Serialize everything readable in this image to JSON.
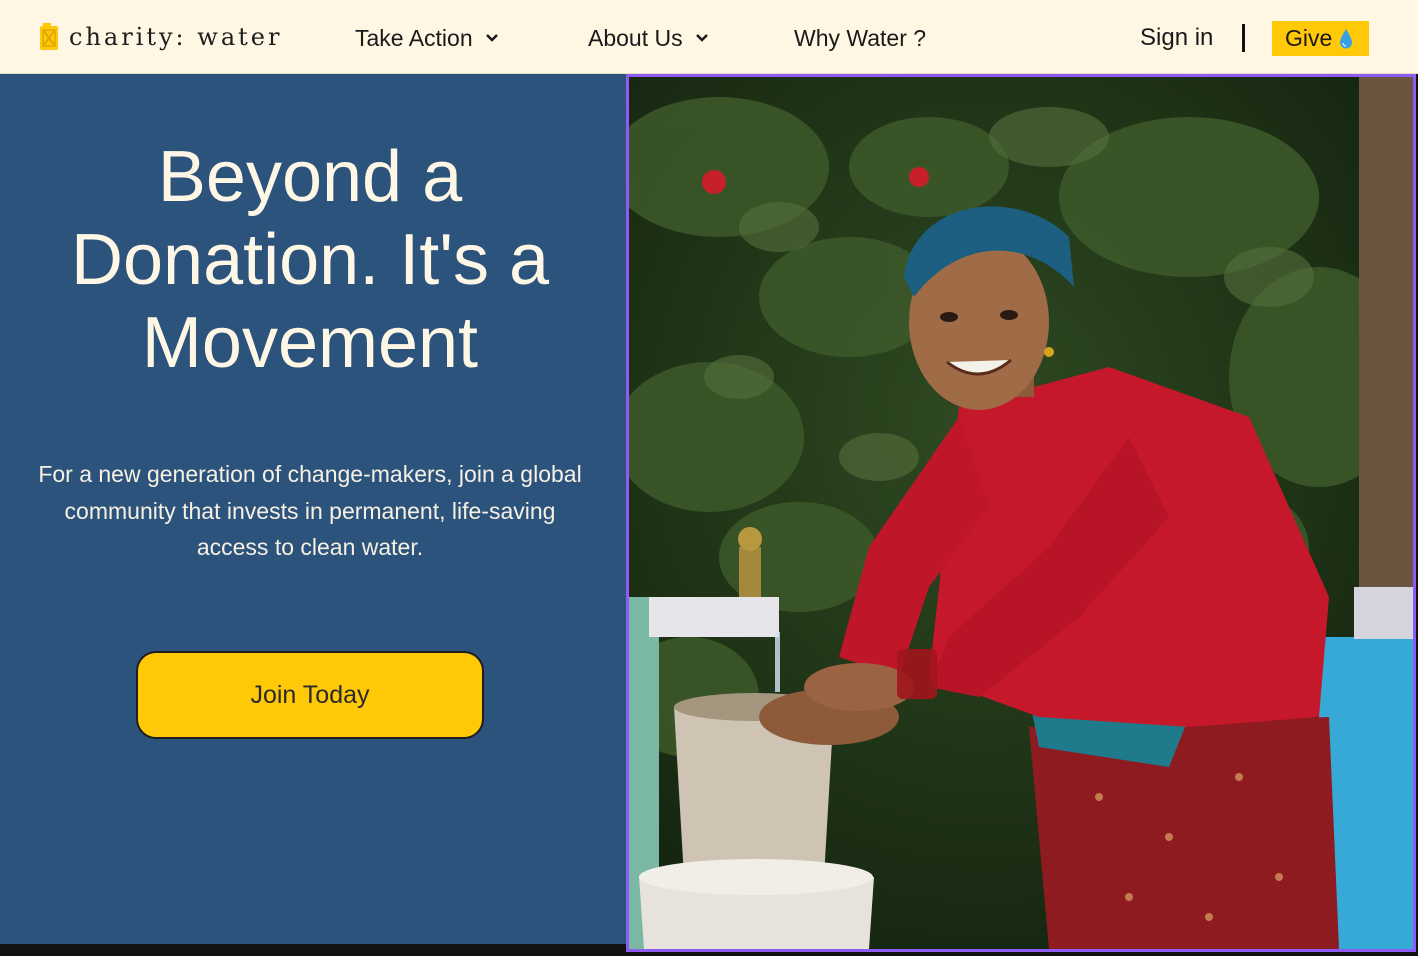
{
  "nav": {
    "logo_text": "charity: water",
    "logo_icon": "jerrycan-icon",
    "items": [
      {
        "label": "Take Action",
        "has_dropdown": true
      },
      {
        "label": "About Us",
        "has_dropdown": true
      },
      {
        "label": "Why Water ?",
        "has_dropdown": false
      }
    ],
    "sign_in": "Sign in",
    "give": "Give",
    "give_icon": "water-drop-icon"
  },
  "hero": {
    "headline": "Beyond a Donation. It's a Movement",
    "subtext": "For a new generation of change-makers, join a global community that invests in permanent, life-saving access to clean water.",
    "cta": "Join Today",
    "image_alt": "Woman smiling while washing her hands under a water tap"
  },
  "colors": {
    "nav_bg": "#fff6e3",
    "hero_bg": "#2c537c",
    "accent_yellow": "#ffc907",
    "headline_text": "#fff7e6",
    "image_outline": "#8f5bf5"
  }
}
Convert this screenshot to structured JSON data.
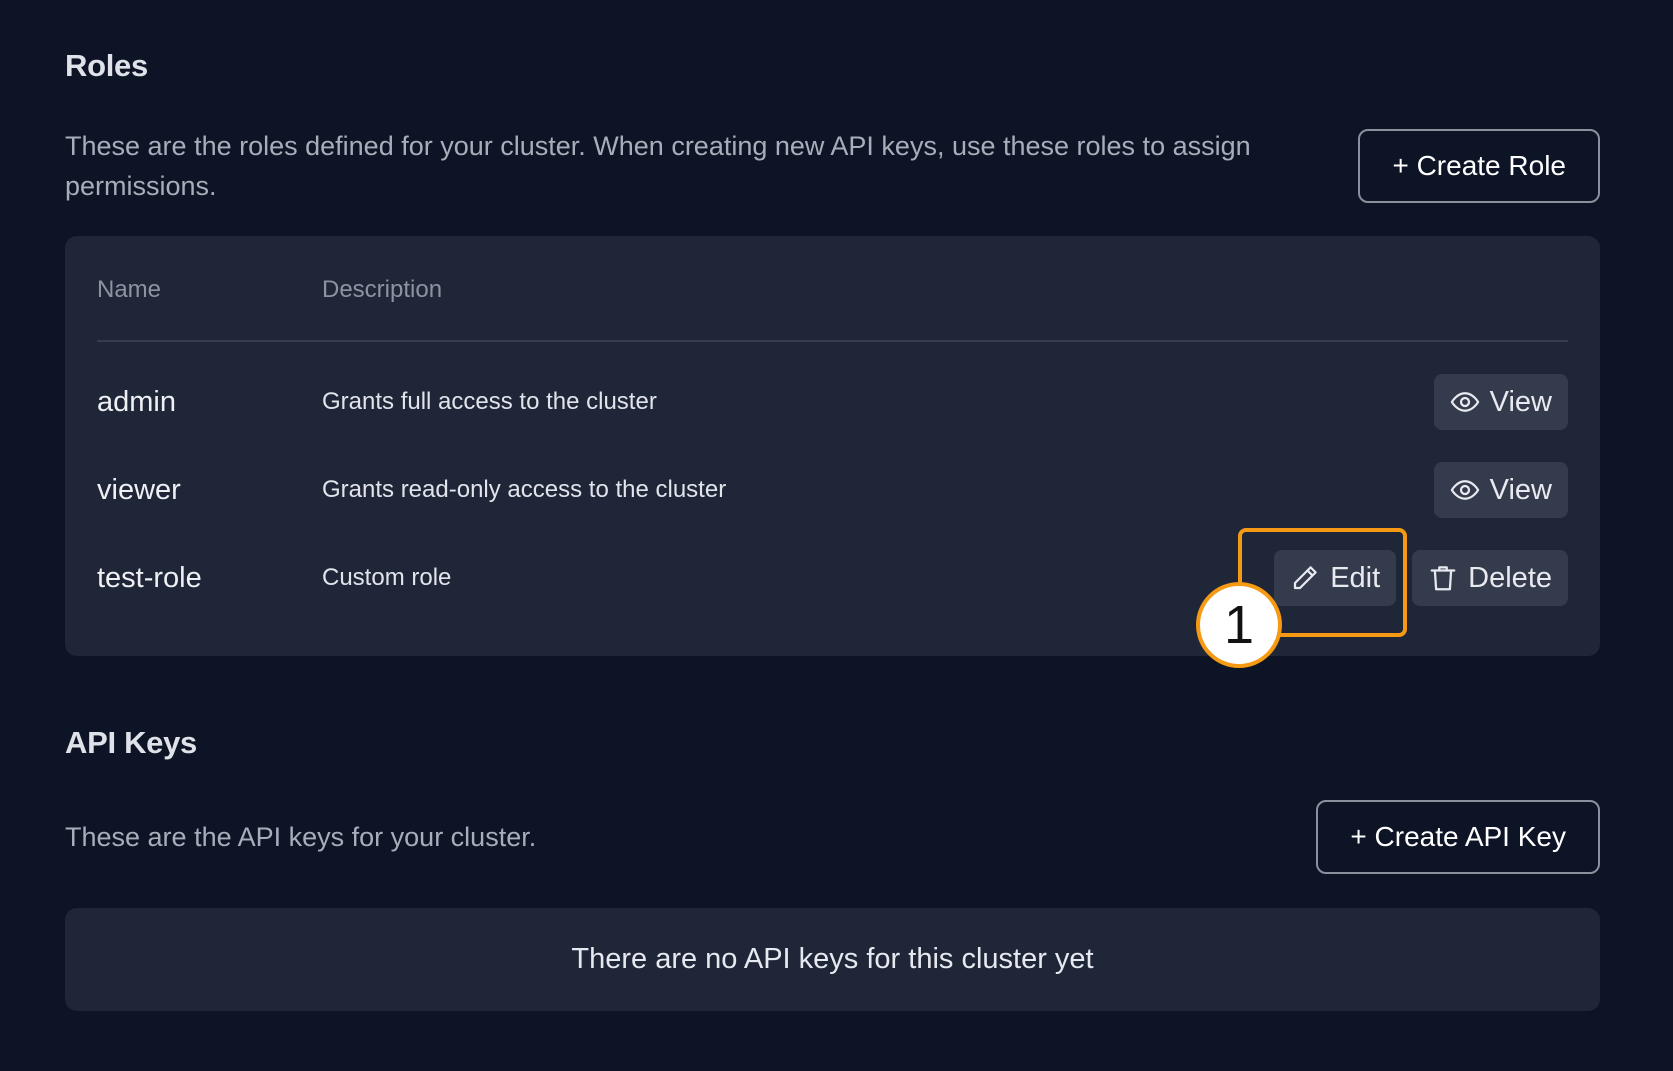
{
  "roles": {
    "title": "Roles",
    "description": "These are the roles defined for your cluster. When creating new API keys, use these roles to assign permissions.",
    "create_button": "+ Create Role",
    "columns": [
      "Name",
      "Description"
    ],
    "rows": [
      {
        "name": "admin",
        "description": "Grants full access to the cluster",
        "actions": [
          "View"
        ]
      },
      {
        "name": "viewer",
        "description": "Grants read-only access to the cluster",
        "actions": [
          "View"
        ]
      },
      {
        "name": "test-role",
        "description": "Custom role",
        "actions": [
          "Edit",
          "Delete"
        ]
      }
    ]
  },
  "api_keys": {
    "title": "API Keys",
    "description": "These are the API keys for your cluster.",
    "create_button": "+ Create API Key",
    "empty_message": "There are no API keys for this cluster yet"
  },
  "annotation": {
    "step": "1",
    "color": "#f59a12"
  },
  "icons": {
    "view": "eye-icon",
    "edit": "pencil-icon",
    "delete": "trash-icon"
  }
}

### CHALLENGE
Transcribe all entries above exactly. Drop the pictures.

### SOLUTION FOR THIS EXERCISE
Serialize everything readable in this image to JSON.
{
  "nav": {
    "logo_text": "charity: water",
    "logo_icon": "jerrycan-icon",
    "items": [
      {
        "label": "Take Action",
        "has_dropdown": true
      },
      {
        "label": "About Us",
        "has_dropdown": true
      },
      {
        "label": "Why Water ?",
        "has_dropdown": false
      }
    ],
    "sign_in": "Sign in",
    "give": "Give",
    "give_icon": "water-drop-icon"
  },
  "hero": {
    "headline": "Beyond a Donation. It's a Movement",
    "subtext": "For a new generation of change-makers, join a global community that invests in permanent, life-saving access to clean water.",
    "cta": "Join Today",
    "image_alt": "Woman smiling while washing her hands under a water tap"
  },
  "colors": {
    "nav_bg": "#fff6e3",
    "hero_bg": "#2c537c",
    "accent_yellow": "#ffc907",
    "headline_text": "#fff7e6",
    "image_outline": "#8f5bf5"
  }
}
Convert this screenshot to structured JSON data.
{
  "roles": {
    "title": "Roles",
    "description": "These are the roles defined for your cluster. When creating new API keys, use these roles to assign permissions.",
    "create_button": "+ Create Role",
    "columns": [
      "Name",
      "Description"
    ],
    "rows": [
      {
        "name": "admin",
        "description": "Grants full access to the cluster",
        "actions": [
          "View"
        ]
      },
      {
        "name": "viewer",
        "description": "Grants read-only access to the cluster",
        "actions": [
          "View"
        ]
      },
      {
        "name": "test-role",
        "description": "Custom role",
        "actions": [
          "Edit",
          "Delete"
        ]
      }
    ]
  },
  "api_keys": {
    "title": "API Keys",
    "description": "These are the API keys for your cluster.",
    "create_button": "+ Create API Key",
    "empty_message": "There are no API keys for this cluster yet"
  },
  "annotation": {
    "step": "1",
    "color": "#f59a12"
  },
  "icons": {
    "view": "eye-icon",
    "edit": "pencil-icon",
    "delete": "trash-icon"
  }
}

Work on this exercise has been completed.